## What this task involves
Repeat each record below exactly, dropping the pictures.

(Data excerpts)

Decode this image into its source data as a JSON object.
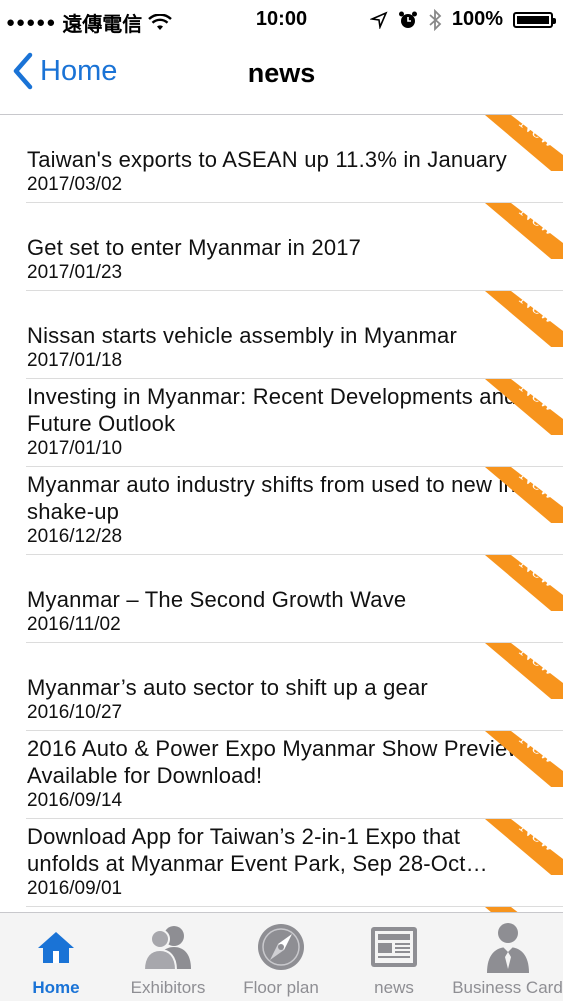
{
  "status_bar": {
    "carrier": "遠傳電信",
    "time": "10:00",
    "battery": "100%",
    "battery_level": 1.0
  },
  "nav": {
    "back_label": "Home",
    "title": "news"
  },
  "news": {
    "badge": "New",
    "items": [
      {
        "title": "Taiwan's exports to ASEAN up 11.3% in January",
        "date": "2017/03/02"
      },
      {
        "title": "Get set to enter Myanmar in 2017",
        "date": "2017/01/23"
      },
      {
        "title": "Nissan starts vehicle assembly in Myanmar",
        "date": "2017/01/18"
      },
      {
        "title": "Investing in Myanmar: Recent Developments and Future Outlook",
        "date": "2017/01/10"
      },
      {
        "title": "Myanmar auto industry shifts from used to new in shake-up",
        "date": "2016/12/28"
      },
      {
        "title": "Myanmar – The Second Growth Wave",
        "date": "2016/11/02"
      },
      {
        "title": "Myanmar’s auto sector to shift up a gear",
        "date": "2016/10/27"
      },
      {
        "title": "2016 Auto & Power Expo Myanmar Show Preview Available for Download!",
        "date": "2016/09/14"
      },
      {
        "title": "Download App for Taiwan’s 2-in-1 Expo that unfolds at Myanmar Event Park, Sep 28-Oct…",
        "date": "2016/09/01"
      }
    ]
  },
  "tabs": [
    {
      "label": "Home",
      "icon": "home-icon",
      "active": true
    },
    {
      "label": "Exhibitors",
      "icon": "people-icon",
      "active": false
    },
    {
      "label": "Floor plan",
      "icon": "compass-icon",
      "active": false
    },
    {
      "label": "news",
      "icon": "newspaper-icon",
      "active": false
    },
    {
      "label": "Business Card",
      "icon": "businessman-icon",
      "active": false
    }
  ],
  "colors": {
    "accent": "#1a73d6",
    "ribbon": "#f7941d",
    "tab_inactive": "#8e8e93"
  }
}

## Finished task
Decode this image into its source data as a JSON object.
{
  "status_bar": {
    "carrier": "遠傳電信",
    "time": "10:00",
    "battery": "100%",
    "battery_level": 1.0
  },
  "nav": {
    "back_label": "Home",
    "title": "news"
  },
  "news": {
    "badge": "New",
    "items": [
      {
        "title": "Taiwan's exports to ASEAN up 11.3% in January",
        "date": "2017/03/02"
      },
      {
        "title": "Get set to enter Myanmar in 2017",
        "date": "2017/01/23"
      },
      {
        "title": "Nissan starts vehicle assembly in Myanmar",
        "date": "2017/01/18"
      },
      {
        "title": "Investing in Myanmar: Recent Developments and Future Outlook",
        "date": "2017/01/10"
      },
      {
        "title": "Myanmar auto industry shifts from used to new in shake-up",
        "date": "2016/12/28"
      },
      {
        "title": "Myanmar – The Second Growth Wave",
        "date": "2016/11/02"
      },
      {
        "title": "Myanmar’s auto sector to shift up a gear",
        "date": "2016/10/27"
      },
      {
        "title": "2016 Auto & Power Expo Myanmar Show Preview Available for Download!",
        "date": "2016/09/14"
      },
      {
        "title": "Download App for Taiwan’s 2-in-1 Expo that unfolds at Myanmar Event Park, Sep 28-Oct…",
        "date": "2016/09/01"
      }
    ]
  },
  "tabs": [
    {
      "label": "Home",
      "icon": "home-icon",
      "active": true
    },
    {
      "label": "Exhibitors",
      "icon": "people-icon",
      "active": false
    },
    {
      "label": "Floor plan",
      "icon": "compass-icon",
      "active": false
    },
    {
      "label": "news",
      "icon": "newspaper-icon",
      "active": false
    },
    {
      "label": "Business Card",
      "icon": "businessman-icon",
      "active": false
    }
  ],
  "colors": {
    "accent": "#1a73d6",
    "ribbon": "#f7941d",
    "tab_inactive": "#8e8e93"
  }
}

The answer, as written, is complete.